Problems to solve:
A. In the wedding post, how far is the writer's mom's house from the boat?
B. According to the wedding post, who placed a phone call? List each caller.

Source document:
** start **

Posted: Jun 27, 2007 1:00 PM

I am so fustrated with this topic and dont know how to handle it. We are getting married on a yacht that cruises the harbor. Due to the location of the wedding, we decided not to have children at the wedding. We made this very clear to our family. I have even hired a babysitter that will be watching my neices and nephews at my moms house which is about 40 minutes from the boat.

My FHs cousin called me and said they had to bring her 7 yr old son.(her kid is one reason I didnt want kids. he is out of control and the mom does not watch him) I had offered the babysitting and she said that was too much out of her way to drive and drop him off. And when she originally RSVP'd, she only included herself and not her husband. Now she is calling to add her husband and her kid. So, I called FH's mom and asked for them to please politely tell them that there are no children. So FhH's dad told the cousins mom to tell them not to bring their kids.  A couple of days later, his other cousin (they are sisters) called and said she had to bring her kid because her husband wont let anyone watch her kid.

** end **

Given material:
** start **

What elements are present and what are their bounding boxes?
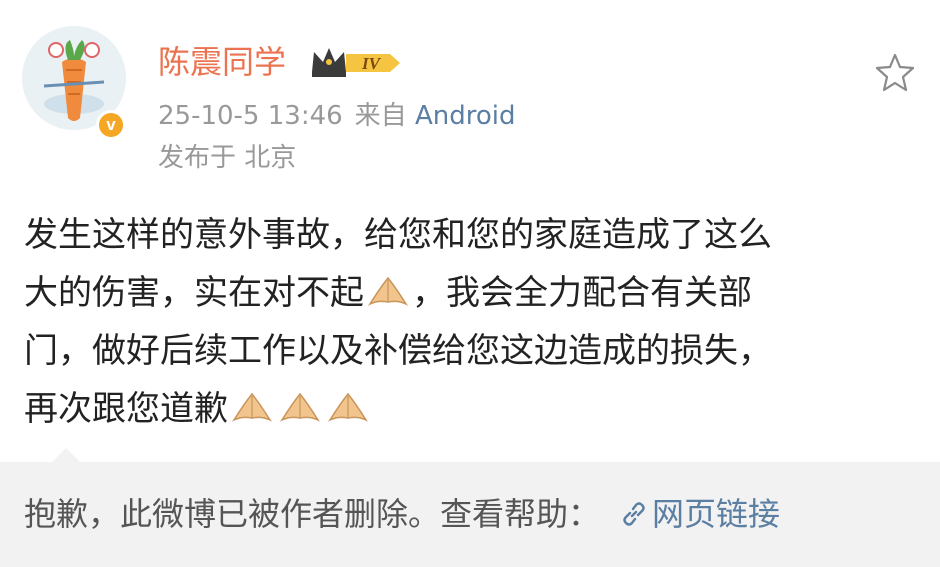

** end **

Answer set:
A. About 40 minutes.

B.
- The FH's cousin, who called the writer
- The writer, who called the FH's mom
- The FH's other cousin, who called to say she had to bring her kid